People are starting to notice a drop in my face and a lack of movement on one side; I can only smile and talk with the left side of my mouth, and my right eye won't close all the way. Sometimes my face just freezes up. I can't form words, there's a blockage from brain to lips. My right side gets chills from time to time, and worst of all? I've gotten clumsy. Like, actress in a Hollywood movie who just can't find a man-clumsy. Katherine Heigel clumsy. I can't be trusted with trays or glasses; I walk into every single doorframe; I bruise everywhere. I have to ask for help carrying things, be it trays in Starbucks or a glass of water to the dinner table. If I have to carry two drinks, I'll do so one at a time, in my left hand only. I have cuts all over my body from where I've tried and failed to shave. Getting dressed is taking twice as long. I'm slow, I'm clumsy, and I never used to be. That's the worst thing to come of all this.

27/05/2014 is brain scan day. I have to return to that deceptively beautiful smooth MRI machine that sits calmly in a sterile white room that is brightened up considerably by LED lights that change from purple to blue to green to yellow. Never red. 
Alyson chose the lights. Alyson is my lovely radiography-MRI-CT-somethingorother nurse. I never see her name written down, but I get the feeling her name is spelled with a 'y', not an 'i'. She's friendly as can be; she greets me, introduces herself, gives me a gown and a cubicle to change in, then if I could just wait on the blue chair in the hallway, she'll come and fetch me in a few. 
I wonder how many people have worn this robe before me. Had to strip down to their pants and wear this open-backed blue cliche. It's thicker than I thought, which is strangely comforting. I think about how vulnerable it makes me feel. I must be at my most vulnerable, for them to see inside my mind.
--- --- ---
### To do:
1. From the brain scan passage, return the text starting with "27/05/2014 is brain" and going on through "yellow. Never red.".
2. Rewrite the paragraph of the brain scan passage that begins "Alyson chose the lights" as a short bulleted list of its main facts.

### Page layout parsing data:
--- --- ---
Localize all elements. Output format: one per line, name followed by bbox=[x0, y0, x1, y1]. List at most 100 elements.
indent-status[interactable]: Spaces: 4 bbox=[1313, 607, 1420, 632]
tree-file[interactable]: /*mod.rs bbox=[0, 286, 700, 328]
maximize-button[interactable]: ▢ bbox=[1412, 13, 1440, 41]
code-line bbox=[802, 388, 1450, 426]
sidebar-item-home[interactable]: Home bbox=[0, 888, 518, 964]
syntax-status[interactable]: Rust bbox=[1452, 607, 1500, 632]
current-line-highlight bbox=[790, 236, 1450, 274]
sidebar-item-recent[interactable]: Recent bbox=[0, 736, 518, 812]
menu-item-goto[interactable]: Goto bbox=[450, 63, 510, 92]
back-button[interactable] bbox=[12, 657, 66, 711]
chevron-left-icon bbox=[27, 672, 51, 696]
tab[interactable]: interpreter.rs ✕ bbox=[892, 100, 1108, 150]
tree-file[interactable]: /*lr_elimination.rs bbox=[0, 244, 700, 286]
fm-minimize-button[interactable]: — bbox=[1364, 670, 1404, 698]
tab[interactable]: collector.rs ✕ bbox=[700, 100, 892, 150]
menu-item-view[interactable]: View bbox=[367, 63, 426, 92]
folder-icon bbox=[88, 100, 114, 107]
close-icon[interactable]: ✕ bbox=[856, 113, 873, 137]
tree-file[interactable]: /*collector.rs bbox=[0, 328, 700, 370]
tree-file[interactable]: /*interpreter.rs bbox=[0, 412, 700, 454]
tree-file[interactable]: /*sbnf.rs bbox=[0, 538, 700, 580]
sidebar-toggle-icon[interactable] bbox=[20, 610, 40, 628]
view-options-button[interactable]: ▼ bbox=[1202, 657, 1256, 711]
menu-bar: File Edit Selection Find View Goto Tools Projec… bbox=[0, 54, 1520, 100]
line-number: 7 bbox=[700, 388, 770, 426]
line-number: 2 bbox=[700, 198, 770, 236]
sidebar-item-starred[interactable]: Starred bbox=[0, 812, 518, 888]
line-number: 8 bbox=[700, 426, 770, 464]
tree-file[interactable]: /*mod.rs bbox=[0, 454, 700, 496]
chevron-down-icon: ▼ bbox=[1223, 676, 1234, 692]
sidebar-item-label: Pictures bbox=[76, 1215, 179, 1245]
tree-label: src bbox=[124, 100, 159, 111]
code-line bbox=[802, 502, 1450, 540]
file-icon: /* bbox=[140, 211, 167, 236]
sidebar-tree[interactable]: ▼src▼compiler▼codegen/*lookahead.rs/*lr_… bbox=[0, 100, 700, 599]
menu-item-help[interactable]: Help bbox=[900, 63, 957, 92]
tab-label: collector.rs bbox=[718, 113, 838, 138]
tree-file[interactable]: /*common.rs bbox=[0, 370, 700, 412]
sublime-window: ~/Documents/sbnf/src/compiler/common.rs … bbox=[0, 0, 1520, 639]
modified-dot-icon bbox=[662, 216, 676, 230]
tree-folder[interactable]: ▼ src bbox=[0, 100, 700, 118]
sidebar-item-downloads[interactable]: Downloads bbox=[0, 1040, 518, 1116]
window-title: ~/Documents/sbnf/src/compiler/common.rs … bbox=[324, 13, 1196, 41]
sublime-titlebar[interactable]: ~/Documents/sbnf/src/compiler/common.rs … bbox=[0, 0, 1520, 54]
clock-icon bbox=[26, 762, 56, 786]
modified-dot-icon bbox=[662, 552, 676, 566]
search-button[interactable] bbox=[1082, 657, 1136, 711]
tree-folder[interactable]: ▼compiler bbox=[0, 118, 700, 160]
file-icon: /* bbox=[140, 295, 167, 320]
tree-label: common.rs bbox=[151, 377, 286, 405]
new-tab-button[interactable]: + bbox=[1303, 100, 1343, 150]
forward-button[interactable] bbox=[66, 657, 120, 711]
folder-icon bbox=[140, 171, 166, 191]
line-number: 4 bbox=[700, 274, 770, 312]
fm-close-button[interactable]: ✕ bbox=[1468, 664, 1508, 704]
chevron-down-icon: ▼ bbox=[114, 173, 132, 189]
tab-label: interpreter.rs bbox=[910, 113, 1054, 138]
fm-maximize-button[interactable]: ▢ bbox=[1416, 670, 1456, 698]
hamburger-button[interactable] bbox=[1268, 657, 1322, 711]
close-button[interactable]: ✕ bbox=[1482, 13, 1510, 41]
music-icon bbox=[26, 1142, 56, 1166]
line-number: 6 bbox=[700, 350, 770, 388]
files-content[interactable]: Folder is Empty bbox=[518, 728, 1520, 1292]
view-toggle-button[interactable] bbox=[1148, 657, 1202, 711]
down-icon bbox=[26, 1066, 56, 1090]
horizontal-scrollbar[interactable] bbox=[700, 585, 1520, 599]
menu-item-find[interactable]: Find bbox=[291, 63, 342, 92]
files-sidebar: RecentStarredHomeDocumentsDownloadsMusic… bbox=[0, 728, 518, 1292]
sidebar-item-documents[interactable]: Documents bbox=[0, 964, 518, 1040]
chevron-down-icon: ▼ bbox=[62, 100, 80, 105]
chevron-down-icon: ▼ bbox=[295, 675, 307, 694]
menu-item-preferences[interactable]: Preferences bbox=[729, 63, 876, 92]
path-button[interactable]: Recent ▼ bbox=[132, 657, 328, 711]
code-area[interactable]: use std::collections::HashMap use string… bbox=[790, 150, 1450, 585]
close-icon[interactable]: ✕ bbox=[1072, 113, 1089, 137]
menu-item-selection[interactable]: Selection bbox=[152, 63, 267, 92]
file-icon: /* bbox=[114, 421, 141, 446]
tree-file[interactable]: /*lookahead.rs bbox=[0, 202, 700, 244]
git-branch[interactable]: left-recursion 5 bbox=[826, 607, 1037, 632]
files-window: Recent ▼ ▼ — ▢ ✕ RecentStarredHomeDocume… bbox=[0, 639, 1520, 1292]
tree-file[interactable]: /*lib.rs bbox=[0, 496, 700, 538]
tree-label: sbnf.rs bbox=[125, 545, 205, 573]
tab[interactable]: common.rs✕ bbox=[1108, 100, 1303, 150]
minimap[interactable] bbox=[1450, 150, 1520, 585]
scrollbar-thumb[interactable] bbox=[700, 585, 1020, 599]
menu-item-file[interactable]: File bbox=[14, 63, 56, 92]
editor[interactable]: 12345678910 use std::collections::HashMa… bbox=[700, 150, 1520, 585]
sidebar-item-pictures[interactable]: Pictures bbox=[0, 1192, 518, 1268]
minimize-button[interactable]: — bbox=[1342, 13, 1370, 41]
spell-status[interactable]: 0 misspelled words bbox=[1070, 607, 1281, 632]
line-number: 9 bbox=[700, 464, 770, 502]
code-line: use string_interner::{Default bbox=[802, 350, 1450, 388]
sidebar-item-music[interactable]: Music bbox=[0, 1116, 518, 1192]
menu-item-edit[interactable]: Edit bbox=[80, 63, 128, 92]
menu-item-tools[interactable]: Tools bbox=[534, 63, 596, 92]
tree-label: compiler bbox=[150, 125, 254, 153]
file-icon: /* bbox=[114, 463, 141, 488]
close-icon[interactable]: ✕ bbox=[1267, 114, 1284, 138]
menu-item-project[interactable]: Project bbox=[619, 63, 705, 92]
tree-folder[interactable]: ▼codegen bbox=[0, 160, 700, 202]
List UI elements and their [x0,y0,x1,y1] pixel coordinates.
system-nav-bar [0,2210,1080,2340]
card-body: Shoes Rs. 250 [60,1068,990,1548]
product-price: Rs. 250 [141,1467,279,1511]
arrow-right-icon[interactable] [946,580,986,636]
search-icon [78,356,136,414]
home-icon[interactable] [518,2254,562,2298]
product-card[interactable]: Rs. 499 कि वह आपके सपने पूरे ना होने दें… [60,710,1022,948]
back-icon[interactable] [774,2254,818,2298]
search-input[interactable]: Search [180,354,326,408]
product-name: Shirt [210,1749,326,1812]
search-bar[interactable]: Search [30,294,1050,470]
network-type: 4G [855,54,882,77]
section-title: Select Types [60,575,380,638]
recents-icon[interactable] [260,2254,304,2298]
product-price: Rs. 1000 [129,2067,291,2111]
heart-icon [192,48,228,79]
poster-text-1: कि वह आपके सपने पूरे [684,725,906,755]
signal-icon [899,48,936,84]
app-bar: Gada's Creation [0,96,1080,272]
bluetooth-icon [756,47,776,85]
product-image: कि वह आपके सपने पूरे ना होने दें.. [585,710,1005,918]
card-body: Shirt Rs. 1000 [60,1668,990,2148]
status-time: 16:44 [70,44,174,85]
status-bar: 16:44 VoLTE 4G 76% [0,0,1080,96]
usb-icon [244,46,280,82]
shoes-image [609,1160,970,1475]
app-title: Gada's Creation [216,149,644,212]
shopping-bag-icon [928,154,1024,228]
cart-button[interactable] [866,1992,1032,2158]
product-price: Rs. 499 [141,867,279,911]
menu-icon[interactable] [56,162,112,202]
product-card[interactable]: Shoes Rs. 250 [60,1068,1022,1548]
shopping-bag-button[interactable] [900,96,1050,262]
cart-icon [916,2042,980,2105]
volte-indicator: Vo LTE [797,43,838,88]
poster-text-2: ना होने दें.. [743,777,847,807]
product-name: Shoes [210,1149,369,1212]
--- --- ---
### Solutions per task:
1.
27/05/2014 is brain scan day. I have to return to that deceptively beautiful smooth MRI machine that sits calmly in a sterile white room that is brightened up considerably by LED lights that change from purple to blue to green to yellow. Never red.

2.
- Alyson, the radiography-MRI-CT nurse, chose the lights.
- The narrator has never seen her name written down but suspects it is spelled with a "y," not an "i."
- She is very friendly.
- She greets the narrator, introduces herself, and provides a gown and a cubicle to change in.
- She asks the narrator to wait on the blue chair in the hallway until she comes back in a few minutes.